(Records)
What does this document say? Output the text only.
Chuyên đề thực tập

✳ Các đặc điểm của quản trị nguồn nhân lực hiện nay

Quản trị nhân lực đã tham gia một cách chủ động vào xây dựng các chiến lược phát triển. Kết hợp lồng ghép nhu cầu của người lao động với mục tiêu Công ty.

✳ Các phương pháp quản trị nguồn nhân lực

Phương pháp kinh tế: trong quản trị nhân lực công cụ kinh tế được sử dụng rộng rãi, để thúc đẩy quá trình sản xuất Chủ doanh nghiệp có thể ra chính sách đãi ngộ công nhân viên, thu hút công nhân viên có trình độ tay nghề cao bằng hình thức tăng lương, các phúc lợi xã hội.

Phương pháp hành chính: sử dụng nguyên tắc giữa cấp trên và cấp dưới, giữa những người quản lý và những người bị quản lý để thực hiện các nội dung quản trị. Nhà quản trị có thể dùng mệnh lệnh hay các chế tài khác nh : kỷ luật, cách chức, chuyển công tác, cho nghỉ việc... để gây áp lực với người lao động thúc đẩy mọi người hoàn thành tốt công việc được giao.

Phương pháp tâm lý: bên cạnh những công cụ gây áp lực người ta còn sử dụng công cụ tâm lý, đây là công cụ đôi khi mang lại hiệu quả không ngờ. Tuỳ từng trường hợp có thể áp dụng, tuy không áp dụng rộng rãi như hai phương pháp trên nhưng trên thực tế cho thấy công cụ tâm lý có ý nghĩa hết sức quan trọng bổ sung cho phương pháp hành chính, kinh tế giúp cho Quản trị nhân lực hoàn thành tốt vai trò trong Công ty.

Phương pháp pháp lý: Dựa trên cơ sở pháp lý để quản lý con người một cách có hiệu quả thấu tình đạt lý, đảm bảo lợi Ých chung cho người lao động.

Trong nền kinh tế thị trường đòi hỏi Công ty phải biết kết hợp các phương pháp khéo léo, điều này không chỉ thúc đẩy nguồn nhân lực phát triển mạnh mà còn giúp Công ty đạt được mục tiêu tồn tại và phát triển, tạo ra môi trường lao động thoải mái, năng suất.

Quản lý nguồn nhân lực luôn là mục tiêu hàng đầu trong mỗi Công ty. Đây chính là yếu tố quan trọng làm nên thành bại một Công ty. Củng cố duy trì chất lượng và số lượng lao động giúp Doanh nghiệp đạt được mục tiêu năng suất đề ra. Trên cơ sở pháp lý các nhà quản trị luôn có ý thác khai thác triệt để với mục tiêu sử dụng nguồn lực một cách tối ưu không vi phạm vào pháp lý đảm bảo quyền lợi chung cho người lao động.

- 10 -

→ **Stated goal**: Reproduce each line of the entries in which the word "thúc" is found.

→ **Answer to the task**:
Phương pháp kinh tế: trong quản trị nhân lực công cụ kinh tế được sử dụng rộng rãi, để thúc đẩy quá trình sản xuất Chủ doanh nghiệp có thể ra chính sách đãi ngộ công nhân viên, thu hút công nhân viên có trình độ tay nghề cao bằng hình thức tăng lương, các phúc lợi xã hội.
Phương pháp hành chính: sử dụng nguyên tắc giữa cấp trên và cấp dưới, giữa những người quản lý và những người bị quản lý để thực hiện các nội dung quản trị. Nhà quản trị có thể dùng mệnh lệnh hay các chế tài khác nh : kỷ luật, cách chức, chuyển công tác, cho nghỉ việc... để gây áp lực với người lao động thúc đẩy mọi người hoàn thành tốt công việc được giao.
Trong nền kinh tế thị trường đòi hỏi Công ty phải biết kết hợp các phương pháp khéo léo, điều này không chỉ thúc đẩy nguồn nhân lực phát triển mạnh mà còn giúp Công ty đạt được mục tiêu tồn tại và phát triển, tạo ra môi trường lao động thoải mái, năng suất.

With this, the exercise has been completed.